───── Dataset entries

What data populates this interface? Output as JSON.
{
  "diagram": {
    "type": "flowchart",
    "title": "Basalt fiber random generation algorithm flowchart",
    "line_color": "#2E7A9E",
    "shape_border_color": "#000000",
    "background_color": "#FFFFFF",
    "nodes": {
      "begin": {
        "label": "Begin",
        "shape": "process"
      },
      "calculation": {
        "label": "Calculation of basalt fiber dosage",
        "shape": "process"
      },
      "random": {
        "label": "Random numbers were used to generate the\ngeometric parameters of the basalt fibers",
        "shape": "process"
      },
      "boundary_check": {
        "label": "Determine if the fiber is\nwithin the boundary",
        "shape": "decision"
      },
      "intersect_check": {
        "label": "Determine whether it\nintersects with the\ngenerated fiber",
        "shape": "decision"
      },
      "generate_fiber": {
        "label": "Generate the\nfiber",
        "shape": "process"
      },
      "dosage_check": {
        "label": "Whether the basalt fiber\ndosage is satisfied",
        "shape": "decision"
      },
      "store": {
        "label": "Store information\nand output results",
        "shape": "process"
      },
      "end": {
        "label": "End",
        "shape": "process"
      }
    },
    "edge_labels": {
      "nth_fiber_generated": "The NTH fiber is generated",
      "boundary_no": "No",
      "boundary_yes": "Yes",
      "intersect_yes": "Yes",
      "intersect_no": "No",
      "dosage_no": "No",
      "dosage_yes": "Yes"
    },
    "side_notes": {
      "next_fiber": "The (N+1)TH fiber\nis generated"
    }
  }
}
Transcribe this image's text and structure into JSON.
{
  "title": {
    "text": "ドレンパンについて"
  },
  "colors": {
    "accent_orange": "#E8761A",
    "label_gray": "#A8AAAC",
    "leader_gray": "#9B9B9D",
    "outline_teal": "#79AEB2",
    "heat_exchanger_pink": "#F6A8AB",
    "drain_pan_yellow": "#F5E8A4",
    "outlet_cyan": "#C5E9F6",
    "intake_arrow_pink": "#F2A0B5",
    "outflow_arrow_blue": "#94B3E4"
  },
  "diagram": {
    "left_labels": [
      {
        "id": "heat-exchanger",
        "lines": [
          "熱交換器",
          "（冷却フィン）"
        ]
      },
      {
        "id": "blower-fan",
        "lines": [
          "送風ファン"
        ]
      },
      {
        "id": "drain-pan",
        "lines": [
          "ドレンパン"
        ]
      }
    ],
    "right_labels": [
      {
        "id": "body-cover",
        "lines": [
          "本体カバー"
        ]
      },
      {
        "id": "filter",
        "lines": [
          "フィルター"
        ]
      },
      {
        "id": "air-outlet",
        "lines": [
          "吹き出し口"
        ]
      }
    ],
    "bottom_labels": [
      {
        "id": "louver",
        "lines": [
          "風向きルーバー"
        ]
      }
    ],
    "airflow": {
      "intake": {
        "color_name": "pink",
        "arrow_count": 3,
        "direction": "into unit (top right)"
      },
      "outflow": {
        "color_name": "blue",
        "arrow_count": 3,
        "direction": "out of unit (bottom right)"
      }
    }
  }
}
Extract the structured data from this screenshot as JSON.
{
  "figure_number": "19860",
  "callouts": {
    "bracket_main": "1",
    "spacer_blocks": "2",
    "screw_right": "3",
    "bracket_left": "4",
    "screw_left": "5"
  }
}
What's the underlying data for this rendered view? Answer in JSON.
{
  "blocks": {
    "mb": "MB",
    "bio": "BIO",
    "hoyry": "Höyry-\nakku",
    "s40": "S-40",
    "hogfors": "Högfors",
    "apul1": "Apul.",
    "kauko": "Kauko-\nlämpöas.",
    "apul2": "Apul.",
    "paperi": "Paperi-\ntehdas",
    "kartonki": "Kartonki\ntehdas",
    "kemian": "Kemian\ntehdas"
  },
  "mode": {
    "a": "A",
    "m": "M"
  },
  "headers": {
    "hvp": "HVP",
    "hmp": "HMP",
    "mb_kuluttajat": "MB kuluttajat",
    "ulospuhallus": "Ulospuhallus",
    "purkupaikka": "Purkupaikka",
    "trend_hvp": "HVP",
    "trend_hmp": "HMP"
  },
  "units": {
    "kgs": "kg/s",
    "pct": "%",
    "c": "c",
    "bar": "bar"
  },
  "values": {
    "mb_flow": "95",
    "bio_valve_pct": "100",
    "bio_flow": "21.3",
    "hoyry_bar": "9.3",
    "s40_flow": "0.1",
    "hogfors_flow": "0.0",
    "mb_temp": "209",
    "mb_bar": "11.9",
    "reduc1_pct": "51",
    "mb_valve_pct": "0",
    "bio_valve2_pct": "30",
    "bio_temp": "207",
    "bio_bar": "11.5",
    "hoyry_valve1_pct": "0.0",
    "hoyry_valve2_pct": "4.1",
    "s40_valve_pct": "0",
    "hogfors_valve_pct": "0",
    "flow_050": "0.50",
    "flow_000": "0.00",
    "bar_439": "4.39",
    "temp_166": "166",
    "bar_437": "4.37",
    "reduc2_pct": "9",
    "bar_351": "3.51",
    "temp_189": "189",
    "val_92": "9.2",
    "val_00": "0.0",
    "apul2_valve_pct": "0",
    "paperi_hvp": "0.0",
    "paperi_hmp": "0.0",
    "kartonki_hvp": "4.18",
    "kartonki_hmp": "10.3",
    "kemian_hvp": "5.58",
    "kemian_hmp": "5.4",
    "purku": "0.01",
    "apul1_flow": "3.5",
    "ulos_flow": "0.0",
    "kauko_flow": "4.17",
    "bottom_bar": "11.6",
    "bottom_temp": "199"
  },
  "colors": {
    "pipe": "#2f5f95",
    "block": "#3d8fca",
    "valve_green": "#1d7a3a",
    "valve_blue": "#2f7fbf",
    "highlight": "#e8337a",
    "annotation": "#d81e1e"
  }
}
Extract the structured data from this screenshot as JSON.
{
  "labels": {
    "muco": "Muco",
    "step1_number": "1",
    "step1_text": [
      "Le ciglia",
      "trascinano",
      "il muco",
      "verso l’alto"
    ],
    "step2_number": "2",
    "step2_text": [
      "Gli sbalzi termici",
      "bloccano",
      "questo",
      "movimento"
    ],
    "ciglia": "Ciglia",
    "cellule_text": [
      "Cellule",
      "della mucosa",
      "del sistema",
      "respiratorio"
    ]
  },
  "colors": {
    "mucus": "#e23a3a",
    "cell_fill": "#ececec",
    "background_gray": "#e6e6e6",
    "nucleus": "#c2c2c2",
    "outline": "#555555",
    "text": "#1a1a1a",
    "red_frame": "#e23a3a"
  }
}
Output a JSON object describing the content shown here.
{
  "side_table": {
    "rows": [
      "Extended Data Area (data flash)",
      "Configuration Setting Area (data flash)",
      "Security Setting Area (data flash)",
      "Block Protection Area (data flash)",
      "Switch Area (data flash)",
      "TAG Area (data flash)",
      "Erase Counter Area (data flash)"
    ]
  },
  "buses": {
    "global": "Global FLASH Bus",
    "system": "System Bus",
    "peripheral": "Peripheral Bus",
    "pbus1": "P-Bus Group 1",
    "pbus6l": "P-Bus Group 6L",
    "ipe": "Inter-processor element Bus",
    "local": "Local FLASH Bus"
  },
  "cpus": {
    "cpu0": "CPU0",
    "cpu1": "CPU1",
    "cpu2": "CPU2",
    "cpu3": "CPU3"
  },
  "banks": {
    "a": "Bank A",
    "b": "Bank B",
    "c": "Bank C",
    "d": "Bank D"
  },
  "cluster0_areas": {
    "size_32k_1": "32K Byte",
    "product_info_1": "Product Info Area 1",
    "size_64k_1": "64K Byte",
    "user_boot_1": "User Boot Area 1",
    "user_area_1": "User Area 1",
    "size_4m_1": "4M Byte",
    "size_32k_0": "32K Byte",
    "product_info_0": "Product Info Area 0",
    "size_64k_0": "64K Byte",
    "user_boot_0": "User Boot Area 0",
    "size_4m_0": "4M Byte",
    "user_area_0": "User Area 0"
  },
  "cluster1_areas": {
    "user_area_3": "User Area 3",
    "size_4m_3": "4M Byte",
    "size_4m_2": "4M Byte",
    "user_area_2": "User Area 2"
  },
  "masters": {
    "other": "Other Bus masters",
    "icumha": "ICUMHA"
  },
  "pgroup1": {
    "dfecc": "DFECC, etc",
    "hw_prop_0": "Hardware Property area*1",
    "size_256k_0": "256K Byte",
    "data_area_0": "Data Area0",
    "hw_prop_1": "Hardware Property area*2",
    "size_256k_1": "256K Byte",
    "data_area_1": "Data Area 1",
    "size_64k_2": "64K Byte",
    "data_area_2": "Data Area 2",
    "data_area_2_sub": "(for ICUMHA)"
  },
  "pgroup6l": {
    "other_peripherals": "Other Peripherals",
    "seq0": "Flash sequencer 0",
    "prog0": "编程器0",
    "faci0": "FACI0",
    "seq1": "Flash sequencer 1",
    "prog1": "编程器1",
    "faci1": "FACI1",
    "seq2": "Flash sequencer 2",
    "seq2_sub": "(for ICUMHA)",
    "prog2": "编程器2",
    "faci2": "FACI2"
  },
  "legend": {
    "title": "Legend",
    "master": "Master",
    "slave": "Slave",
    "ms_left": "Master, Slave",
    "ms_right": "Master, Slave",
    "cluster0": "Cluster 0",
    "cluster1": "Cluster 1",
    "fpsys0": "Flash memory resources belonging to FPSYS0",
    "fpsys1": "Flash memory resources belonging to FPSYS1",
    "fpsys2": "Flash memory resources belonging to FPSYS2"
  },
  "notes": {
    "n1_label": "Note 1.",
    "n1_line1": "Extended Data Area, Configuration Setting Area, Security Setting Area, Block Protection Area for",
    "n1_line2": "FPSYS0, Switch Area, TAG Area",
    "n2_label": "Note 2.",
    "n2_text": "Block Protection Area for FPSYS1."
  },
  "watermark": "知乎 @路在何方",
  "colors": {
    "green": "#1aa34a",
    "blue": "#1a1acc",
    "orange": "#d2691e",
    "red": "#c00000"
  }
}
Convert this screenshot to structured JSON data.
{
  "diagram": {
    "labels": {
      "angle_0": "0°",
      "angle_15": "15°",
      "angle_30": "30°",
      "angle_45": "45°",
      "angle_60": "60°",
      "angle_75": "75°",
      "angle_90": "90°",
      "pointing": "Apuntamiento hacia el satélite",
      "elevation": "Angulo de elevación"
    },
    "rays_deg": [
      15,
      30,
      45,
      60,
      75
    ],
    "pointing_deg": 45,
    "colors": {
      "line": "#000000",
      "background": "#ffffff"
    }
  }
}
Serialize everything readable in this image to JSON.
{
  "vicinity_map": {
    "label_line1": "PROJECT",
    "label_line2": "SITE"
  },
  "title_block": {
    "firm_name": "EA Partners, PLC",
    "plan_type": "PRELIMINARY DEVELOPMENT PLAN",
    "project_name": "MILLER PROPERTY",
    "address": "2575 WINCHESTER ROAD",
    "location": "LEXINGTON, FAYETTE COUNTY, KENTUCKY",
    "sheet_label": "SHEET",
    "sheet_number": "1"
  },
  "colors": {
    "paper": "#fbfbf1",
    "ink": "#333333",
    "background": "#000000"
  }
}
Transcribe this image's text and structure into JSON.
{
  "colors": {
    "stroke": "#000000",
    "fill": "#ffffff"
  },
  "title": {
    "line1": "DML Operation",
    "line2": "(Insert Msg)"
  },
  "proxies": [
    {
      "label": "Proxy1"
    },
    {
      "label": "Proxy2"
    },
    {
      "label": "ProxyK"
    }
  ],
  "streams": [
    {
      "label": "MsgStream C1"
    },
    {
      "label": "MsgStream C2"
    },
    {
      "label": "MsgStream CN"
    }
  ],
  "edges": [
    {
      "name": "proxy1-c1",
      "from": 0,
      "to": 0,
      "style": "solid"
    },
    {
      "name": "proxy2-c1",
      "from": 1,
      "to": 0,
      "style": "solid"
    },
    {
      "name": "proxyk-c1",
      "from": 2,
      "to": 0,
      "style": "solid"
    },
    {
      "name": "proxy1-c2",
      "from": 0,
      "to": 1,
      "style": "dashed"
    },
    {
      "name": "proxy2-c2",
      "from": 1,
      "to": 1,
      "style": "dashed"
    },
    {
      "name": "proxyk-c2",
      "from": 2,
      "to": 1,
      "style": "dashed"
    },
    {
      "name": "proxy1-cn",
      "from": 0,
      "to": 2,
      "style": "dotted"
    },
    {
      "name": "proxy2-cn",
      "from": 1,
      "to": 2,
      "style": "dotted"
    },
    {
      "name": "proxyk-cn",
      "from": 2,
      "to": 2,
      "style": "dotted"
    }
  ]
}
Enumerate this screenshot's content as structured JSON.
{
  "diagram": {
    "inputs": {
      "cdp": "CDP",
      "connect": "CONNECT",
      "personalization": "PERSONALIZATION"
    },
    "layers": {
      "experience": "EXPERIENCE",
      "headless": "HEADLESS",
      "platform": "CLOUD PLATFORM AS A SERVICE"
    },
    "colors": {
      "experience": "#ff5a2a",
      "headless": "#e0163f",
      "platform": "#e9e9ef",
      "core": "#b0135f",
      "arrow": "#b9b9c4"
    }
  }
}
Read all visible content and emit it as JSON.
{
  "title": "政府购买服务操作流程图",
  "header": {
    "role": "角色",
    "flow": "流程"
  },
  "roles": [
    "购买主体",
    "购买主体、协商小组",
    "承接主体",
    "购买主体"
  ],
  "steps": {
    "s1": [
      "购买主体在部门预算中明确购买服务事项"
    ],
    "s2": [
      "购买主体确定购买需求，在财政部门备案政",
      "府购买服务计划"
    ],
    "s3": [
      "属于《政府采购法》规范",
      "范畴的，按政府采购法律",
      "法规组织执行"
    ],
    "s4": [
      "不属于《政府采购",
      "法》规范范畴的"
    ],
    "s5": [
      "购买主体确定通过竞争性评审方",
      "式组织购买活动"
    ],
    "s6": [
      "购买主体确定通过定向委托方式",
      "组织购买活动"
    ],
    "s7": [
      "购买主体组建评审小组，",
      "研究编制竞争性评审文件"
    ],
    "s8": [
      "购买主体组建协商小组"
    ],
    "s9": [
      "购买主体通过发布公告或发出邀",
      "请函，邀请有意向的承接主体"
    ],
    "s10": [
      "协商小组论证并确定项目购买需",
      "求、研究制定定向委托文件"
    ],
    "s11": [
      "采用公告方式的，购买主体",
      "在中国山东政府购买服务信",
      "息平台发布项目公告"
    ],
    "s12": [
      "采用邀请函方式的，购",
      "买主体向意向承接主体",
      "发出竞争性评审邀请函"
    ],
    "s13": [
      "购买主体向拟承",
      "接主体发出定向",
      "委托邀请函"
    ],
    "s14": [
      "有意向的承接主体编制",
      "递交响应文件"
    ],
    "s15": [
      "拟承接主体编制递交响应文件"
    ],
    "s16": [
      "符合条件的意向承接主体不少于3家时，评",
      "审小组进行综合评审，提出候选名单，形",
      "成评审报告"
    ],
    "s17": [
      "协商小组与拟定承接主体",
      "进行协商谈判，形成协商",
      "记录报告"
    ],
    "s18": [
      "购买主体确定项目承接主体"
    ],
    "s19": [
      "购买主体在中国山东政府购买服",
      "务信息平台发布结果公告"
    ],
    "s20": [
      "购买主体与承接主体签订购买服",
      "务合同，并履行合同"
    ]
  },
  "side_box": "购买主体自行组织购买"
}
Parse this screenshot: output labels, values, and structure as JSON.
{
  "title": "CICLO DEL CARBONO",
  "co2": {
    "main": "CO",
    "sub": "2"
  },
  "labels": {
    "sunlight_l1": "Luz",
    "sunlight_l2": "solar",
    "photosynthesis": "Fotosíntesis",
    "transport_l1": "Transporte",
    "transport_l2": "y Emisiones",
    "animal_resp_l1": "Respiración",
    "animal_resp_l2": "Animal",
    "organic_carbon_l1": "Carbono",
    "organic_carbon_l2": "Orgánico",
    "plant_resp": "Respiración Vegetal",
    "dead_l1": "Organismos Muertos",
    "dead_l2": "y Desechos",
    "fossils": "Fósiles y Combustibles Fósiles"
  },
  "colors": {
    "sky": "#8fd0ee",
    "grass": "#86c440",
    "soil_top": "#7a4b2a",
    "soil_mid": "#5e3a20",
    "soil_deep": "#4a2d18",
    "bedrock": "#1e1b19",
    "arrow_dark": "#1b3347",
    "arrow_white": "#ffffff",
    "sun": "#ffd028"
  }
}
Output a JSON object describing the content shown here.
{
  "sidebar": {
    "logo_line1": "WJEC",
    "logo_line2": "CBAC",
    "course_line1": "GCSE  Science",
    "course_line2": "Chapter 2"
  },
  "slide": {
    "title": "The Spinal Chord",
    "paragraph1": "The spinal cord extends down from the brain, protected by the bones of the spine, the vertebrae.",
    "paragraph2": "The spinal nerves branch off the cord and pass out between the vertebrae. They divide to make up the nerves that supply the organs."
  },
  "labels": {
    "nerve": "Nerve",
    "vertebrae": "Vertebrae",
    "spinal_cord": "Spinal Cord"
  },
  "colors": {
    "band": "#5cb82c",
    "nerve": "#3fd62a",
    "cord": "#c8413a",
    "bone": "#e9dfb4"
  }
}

──────────

▶ _Written exercise_
Count the lines in the entries that hold the word "content", and give nothing but the total.

▶ _Solution to this task_
4